* **EXCERPTED RECORDS**
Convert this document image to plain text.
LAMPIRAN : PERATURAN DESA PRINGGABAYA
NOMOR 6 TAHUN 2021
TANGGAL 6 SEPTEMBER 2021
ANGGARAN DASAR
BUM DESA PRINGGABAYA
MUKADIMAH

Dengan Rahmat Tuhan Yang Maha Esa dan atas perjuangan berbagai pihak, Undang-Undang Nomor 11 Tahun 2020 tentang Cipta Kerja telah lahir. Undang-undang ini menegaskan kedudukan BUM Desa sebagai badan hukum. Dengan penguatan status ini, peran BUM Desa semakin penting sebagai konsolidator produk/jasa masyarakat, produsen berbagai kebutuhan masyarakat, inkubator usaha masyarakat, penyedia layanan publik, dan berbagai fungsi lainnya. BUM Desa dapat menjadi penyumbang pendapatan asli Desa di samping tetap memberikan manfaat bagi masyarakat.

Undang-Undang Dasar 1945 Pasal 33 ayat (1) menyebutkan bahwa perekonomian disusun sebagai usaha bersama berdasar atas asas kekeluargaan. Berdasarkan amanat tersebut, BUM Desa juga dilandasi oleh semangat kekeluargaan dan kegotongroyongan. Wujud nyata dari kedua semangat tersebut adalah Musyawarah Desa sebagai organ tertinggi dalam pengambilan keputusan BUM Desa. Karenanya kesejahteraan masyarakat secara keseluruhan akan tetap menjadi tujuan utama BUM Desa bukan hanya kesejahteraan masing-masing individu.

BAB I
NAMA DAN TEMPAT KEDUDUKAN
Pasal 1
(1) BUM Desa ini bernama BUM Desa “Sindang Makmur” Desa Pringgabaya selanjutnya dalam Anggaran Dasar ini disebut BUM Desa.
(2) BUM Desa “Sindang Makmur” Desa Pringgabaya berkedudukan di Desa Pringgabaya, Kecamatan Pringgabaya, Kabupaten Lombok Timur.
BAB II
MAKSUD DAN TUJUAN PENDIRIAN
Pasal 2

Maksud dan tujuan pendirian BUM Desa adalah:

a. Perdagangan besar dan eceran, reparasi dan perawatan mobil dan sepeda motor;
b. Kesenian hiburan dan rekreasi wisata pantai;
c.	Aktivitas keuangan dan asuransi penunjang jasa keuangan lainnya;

* * *

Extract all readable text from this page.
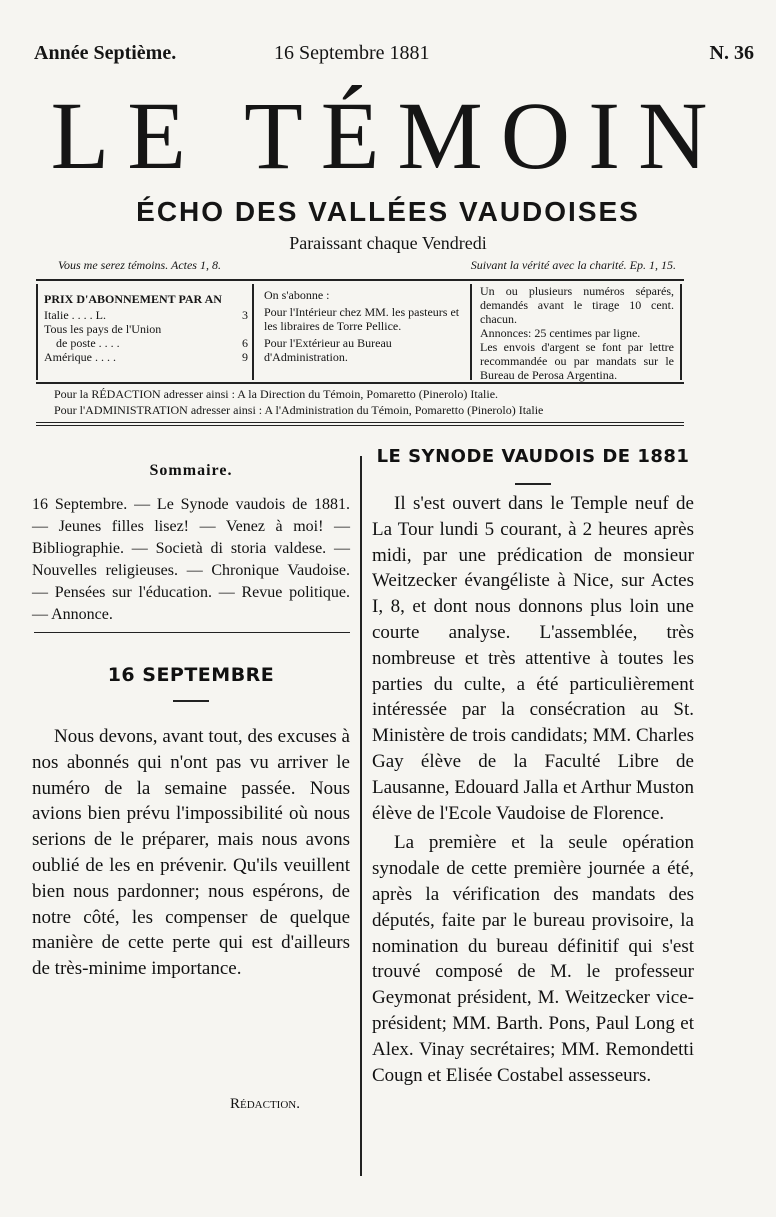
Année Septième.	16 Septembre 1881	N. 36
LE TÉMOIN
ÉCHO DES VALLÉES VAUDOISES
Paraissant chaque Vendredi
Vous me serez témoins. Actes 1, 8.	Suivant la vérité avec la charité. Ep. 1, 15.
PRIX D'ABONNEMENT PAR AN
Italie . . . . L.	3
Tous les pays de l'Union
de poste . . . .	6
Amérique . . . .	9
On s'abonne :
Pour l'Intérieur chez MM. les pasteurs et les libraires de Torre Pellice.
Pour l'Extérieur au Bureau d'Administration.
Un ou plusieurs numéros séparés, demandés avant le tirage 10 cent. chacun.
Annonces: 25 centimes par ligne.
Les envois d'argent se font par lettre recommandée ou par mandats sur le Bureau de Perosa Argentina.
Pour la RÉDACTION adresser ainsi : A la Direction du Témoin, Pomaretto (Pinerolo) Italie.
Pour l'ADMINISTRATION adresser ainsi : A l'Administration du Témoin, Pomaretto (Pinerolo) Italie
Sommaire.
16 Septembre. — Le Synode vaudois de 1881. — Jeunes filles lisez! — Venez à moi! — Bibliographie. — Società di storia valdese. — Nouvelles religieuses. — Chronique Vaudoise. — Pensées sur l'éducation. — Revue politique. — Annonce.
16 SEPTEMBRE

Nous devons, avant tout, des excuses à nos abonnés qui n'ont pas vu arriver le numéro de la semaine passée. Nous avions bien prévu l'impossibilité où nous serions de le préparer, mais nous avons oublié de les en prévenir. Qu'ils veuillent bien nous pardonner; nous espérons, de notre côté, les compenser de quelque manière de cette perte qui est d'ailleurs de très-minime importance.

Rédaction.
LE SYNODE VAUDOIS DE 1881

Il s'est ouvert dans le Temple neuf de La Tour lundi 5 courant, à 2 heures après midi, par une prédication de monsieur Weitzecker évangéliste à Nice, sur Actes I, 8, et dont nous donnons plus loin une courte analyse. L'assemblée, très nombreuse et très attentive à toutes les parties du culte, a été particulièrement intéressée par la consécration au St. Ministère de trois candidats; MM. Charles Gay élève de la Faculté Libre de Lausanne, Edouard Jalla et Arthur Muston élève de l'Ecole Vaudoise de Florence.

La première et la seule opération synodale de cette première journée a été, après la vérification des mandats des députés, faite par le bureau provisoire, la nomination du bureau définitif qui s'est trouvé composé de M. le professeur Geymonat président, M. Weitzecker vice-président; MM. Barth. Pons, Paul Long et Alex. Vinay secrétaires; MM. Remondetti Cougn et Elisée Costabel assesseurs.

* **TASK STATEMENT**
The answer is the number of lines in the preceding material that hold "adresser"; write that number and nothing else.

* **SOLVED PROBLEM**
2